# [Recorded information]
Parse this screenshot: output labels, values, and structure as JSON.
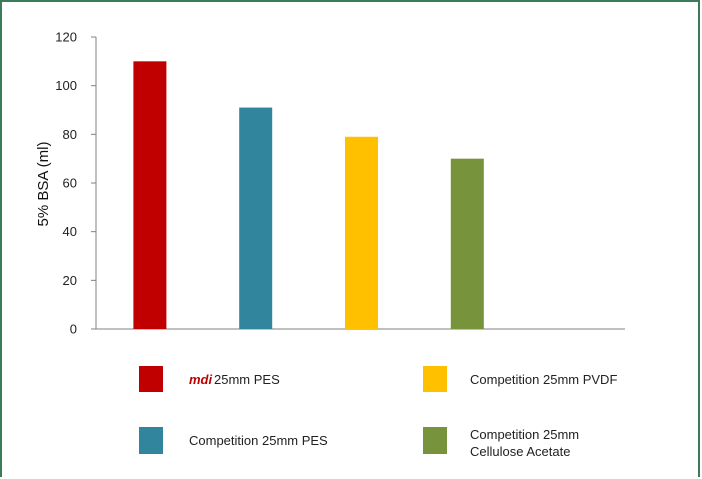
{
  "chart_data": {
    "type": "bar",
    "ylabel": "5% BSA (ml)",
    "ylim": [
      0,
      120
    ],
    "yticks": [
      0,
      20,
      40,
      60,
      80,
      100,
      120
    ],
    "grid": false,
    "legend_position": "bottom",
    "series": [
      {
        "name_brand": "mdi",
        "name": "25mm PES",
        "value": 110,
        "color": "#c00000"
      },
      {
        "name": "Competition 25mm PES",
        "value": 91,
        "color": "#31859c"
      },
      {
        "name": "Competition 25mm PVDF",
        "value": 79,
        "color": "#ffc000"
      },
      {
        "name_lines": [
          "Competition 25mm",
          "Cellulose Acetate"
        ],
        "name": "Competition 25mm Cellulose Acetate",
        "value": 70,
        "color": "#77933c"
      }
    ]
  },
  "colors": {
    "frame": "#3d7a5c",
    "axis": "#808080"
  }
}
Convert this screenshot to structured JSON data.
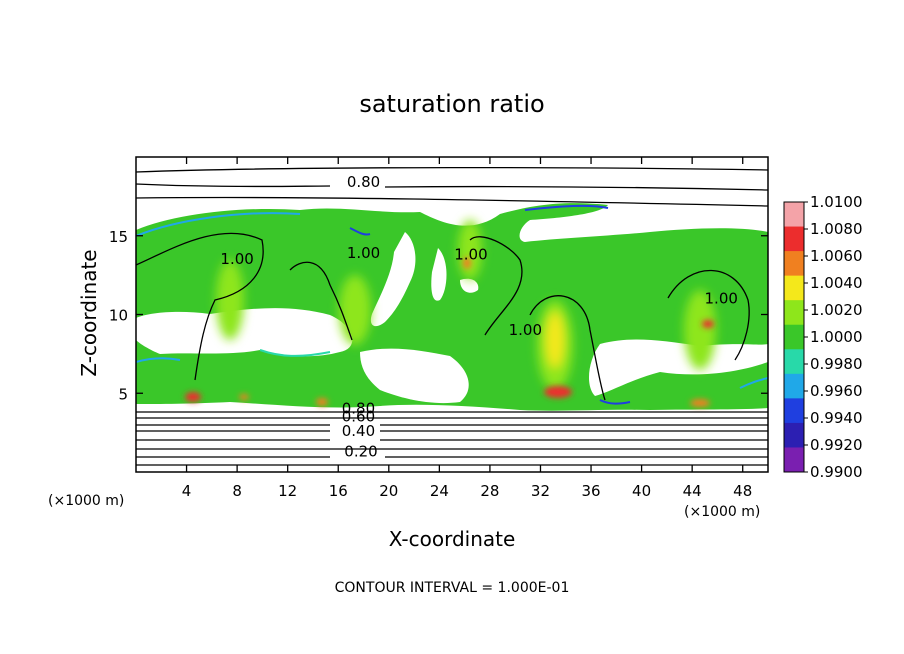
{
  "chart_data": {
    "type": "heatmap",
    "title": "saturation ratio",
    "xlabel": "X-coordinate",
    "ylabel": "Z-coordinate",
    "x_unit_label": "(×1000 m)",
    "x_unit_label_right": "(×1000 m)",
    "x_ticks": [
      4,
      8,
      12,
      16,
      20,
      24,
      28,
      32,
      36,
      40,
      44,
      48
    ],
    "y_ticks": [
      5,
      10,
      15
    ],
    "xlim": [
      0,
      50
    ],
    "ylim": [
      0,
      20
    ],
    "colorbar": {
      "levels": [
        "1.0100",
        "1.0080",
        "1.0060",
        "1.0040",
        "1.0020",
        "1.0000",
        "0.9980",
        "0.9960",
        "0.9940",
        "0.9920",
        "0.9900"
      ],
      "colors": [
        "#f4a3a8",
        "#ec2d2d",
        "#f08020",
        "#f4e81b",
        "#8ee61b",
        "#3ac729",
        "#28d9a9",
        "#20a8e8",
        "#1f3fe0",
        "#2c1fb2",
        "#7a1fb0"
      ]
    },
    "contour_labels": [
      {
        "text": "0.80",
        "x": 18,
        "z": 18.1
      },
      {
        "text": "1.00",
        "x": 8,
        "z": 13.2
      },
      {
        "text": "1.00",
        "x": 18,
        "z": 13.6
      },
      {
        "text": "1.00",
        "x": 26.5,
        "z": 13.5
      },
      {
        "text": "1.00",
        "x": 30.8,
        "z": 8.7
      },
      {
        "text": "1.00",
        "x": 46.3,
        "z": 10.7
      },
      {
        "text": "0.80",
        "x": 17.6,
        "z": 3.7
      },
      {
        "text": "0.60",
        "x": 17.6,
        "z": 3.2
      },
      {
        "text": "0.40",
        "x": 17.6,
        "z": 2.3
      },
      {
        "text": "0.20",
        "x": 17.8,
        "z": 1.0
      }
    ],
    "footnote": "CONTOUR INTERVAL = 1.000E-01",
    "grid": false,
    "legend": "right"
  }
}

# [Written exercise]
Check each line of the data above for the string "Competition", then report how many lines have it, with no other words.

# [The reply]
4